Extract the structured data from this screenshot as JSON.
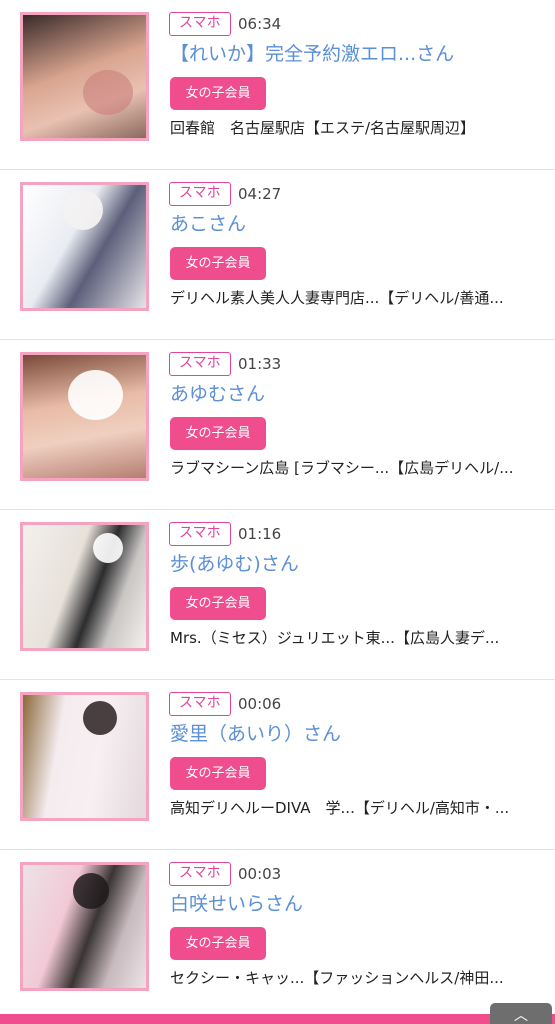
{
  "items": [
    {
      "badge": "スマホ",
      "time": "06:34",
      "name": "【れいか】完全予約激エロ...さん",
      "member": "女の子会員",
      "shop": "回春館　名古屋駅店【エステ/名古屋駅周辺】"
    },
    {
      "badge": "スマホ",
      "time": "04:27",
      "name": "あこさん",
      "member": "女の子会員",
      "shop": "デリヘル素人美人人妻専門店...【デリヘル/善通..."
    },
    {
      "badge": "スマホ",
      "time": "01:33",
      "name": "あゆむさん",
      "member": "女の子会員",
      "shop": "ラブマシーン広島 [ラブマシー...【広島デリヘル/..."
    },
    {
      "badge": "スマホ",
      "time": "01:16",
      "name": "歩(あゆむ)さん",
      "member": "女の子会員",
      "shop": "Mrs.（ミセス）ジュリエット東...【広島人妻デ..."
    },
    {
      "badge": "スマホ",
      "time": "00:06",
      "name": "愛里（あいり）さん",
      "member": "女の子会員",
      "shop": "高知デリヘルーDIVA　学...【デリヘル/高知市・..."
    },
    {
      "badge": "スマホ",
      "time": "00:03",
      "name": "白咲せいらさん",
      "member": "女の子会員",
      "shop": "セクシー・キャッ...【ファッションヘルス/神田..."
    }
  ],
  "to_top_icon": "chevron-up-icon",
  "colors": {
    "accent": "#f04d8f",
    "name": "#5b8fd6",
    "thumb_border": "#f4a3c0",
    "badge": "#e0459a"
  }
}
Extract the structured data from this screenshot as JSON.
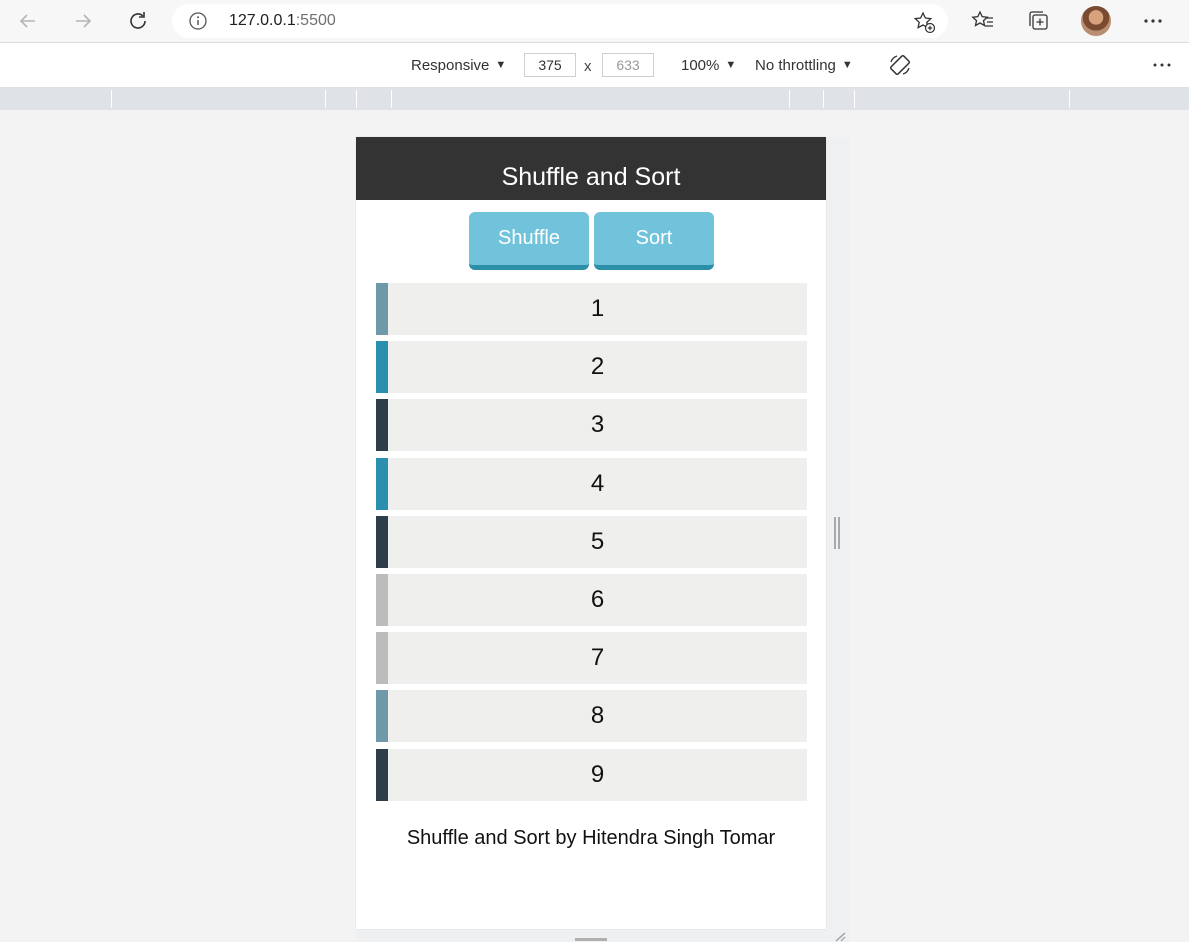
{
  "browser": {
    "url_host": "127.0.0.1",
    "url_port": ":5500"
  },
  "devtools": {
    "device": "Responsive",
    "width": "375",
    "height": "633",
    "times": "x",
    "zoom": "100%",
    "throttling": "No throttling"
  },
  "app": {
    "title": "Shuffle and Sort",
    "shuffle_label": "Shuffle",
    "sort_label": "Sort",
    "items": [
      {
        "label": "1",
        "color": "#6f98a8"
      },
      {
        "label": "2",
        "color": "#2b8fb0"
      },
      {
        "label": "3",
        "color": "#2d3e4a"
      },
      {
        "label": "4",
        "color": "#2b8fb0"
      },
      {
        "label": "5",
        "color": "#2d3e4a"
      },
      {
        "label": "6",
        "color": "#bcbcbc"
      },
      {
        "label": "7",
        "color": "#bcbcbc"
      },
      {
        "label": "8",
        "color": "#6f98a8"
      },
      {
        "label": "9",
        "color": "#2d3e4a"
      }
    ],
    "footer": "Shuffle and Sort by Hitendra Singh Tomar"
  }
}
______________________________
Repeat the preceding records precisely, and leave every picture out of the copy.

Extract the structured data from this screenshot as JSON.
{
  "items": [
    {
      "badge": "スマホ",
      "time": "06:34",
      "name": "【れいか】完全予約激エロ...さん",
      "member": "女の子会員",
      "shop": "回春館　名古屋駅店【エステ/名古屋駅周辺】"
    },
    {
      "badge": "スマホ",
      "time": "04:27",
      "name": "あこさん",
      "member": "女の子会員",
      "shop": "デリヘル素人美人人妻専門店...【デリヘル/善通..."
    },
    {
      "badge": "スマホ",
      "time": "01:33",
      "name": "あゆむさん",
      "member": "女の子会員",
      "shop": "ラブマシーン広島 [ラブマシー...【広島デリヘル/..."
    },
    {
      "badge": "スマホ",
      "time": "01:16",
      "name": "歩(あゆむ)さん",
      "member": "女の子会員",
      "shop": "Mrs.（ミセス）ジュリエット東...【広島人妻デ..."
    },
    {
      "badge": "スマホ",
      "time": "00:06",
      "name": "愛里（あいり）さん",
      "member": "女の子会員",
      "shop": "高知デリヘルーDIVA　学...【デリヘル/高知市・..."
    },
    {
      "badge": "スマホ",
      "time": "00:03",
      "name": "白咲せいらさん",
      "member": "女の子会員",
      "shop": "セクシー・キャッ...【ファッションヘルス/神田..."
    }
  ],
  "to_top_icon": "chevron-up-icon",
  "colors": {
    "accent": "#f04d8f",
    "name": "#5b8fd6",
    "thumb_border": "#f4a3c0",
    "badge": "#e0459a"
  }
}
Extract the structured data from this screenshot as JSON.
{
  "browser": {
    "url_host": "127.0.0.1",
    "url_port": ":5500"
  },
  "devtools": {
    "device": "Responsive",
    "width": "375",
    "height": "633",
    "times": "x",
    "zoom": "100%",
    "throttling": "No throttling"
  },
  "app": {
    "title": "Shuffle and Sort",
    "shuffle_label": "Shuffle",
    "sort_label": "Sort",
    "items": [
      {
        "label": "1",
        "color": "#6f98a8"
      },
      {
        "label": "2",
        "color": "#2b8fb0"
      },
      {
        "label": "3",
        "color": "#2d3e4a"
      },
      {
        "label": "4",
        "color": "#2b8fb0"
      },
      {
        "label": "5",
        "color": "#2d3e4a"
      },
      {
        "label": "6",
        "color": "#bcbcbc"
      },
      {
        "label": "7",
        "color": "#bcbcbc"
      },
      {
        "label": "8",
        "color": "#6f98a8"
      },
      {
        "label": "9",
        "color": "#2d3e4a"
      }
    ],
    "footer": "Shuffle and Sort by Hitendra Singh Tomar"
  }
}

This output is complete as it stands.